A run of records
— START —
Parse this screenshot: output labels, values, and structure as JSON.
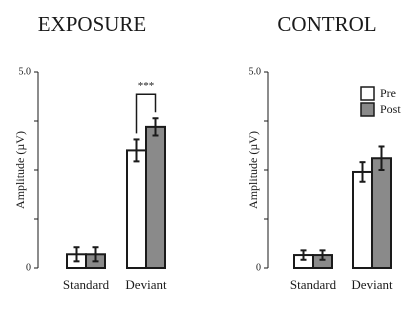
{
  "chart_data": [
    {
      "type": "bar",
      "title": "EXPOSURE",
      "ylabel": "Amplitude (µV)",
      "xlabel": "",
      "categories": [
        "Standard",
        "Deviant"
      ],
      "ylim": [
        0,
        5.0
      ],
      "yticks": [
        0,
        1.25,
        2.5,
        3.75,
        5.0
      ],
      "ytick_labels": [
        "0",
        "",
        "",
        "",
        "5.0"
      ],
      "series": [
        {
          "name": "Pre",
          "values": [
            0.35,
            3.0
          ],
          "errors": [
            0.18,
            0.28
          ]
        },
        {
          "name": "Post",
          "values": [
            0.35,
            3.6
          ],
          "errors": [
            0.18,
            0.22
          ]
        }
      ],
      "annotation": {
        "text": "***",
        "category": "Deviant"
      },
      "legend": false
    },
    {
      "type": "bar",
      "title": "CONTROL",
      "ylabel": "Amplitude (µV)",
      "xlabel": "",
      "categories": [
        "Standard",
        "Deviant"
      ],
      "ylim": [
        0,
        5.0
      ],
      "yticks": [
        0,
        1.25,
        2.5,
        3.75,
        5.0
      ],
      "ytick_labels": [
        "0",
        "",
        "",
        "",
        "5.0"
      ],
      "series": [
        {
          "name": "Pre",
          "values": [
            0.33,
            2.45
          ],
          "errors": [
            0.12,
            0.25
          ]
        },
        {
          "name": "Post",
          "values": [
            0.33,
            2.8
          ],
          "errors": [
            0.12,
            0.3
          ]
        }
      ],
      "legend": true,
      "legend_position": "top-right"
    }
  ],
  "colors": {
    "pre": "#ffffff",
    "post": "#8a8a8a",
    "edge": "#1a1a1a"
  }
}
— END —
#### [Given task]
Without the pictures, write out the whole listing above exactly as it appears.

#### [Expected answer]
Parse this screenshot: output labels, values, and structure as JSON.
{
  "chart_data": [
    {
      "type": "bar",
      "title": "EXPOSURE",
      "ylabel": "Amplitude (µV)",
      "xlabel": "",
      "categories": [
        "Standard",
        "Deviant"
      ],
      "ylim": [
        0,
        5.0
      ],
      "yticks": [
        0,
        1.25,
        2.5,
        3.75,
        5.0
      ],
      "ytick_labels": [
        "0",
        "",
        "",
        "",
        "5.0"
      ],
      "series": [
        {
          "name": "Pre",
          "values": [
            0.35,
            3.0
          ],
          "errors": [
            0.18,
            0.28
          ]
        },
        {
          "name": "Post",
          "values": [
            0.35,
            3.6
          ],
          "errors": [
            0.18,
            0.22
          ]
        }
      ],
      "annotation": {
        "text": "***",
        "category": "Deviant"
      },
      "legend": false
    },
    {
      "type": "bar",
      "title": "CONTROL",
      "ylabel": "Amplitude (µV)",
      "xlabel": "",
      "categories": [
        "Standard",
        "Deviant"
      ],
      "ylim": [
        0,
        5.0
      ],
      "yticks": [
        0,
        1.25,
        2.5,
        3.75,
        5.0
      ],
      "ytick_labels": [
        "0",
        "",
        "",
        "",
        "5.0"
      ],
      "series": [
        {
          "name": "Pre",
          "values": [
            0.33,
            2.45
          ],
          "errors": [
            0.12,
            0.25
          ]
        },
        {
          "name": "Post",
          "values": [
            0.33,
            2.8
          ],
          "errors": [
            0.12,
            0.3
          ]
        }
      ],
      "legend": true,
      "legend_position": "top-right"
    }
  ],
  "colors": {
    "pre": "#ffffff",
    "post": "#8a8a8a",
    "edge": "#1a1a1a"
  }
}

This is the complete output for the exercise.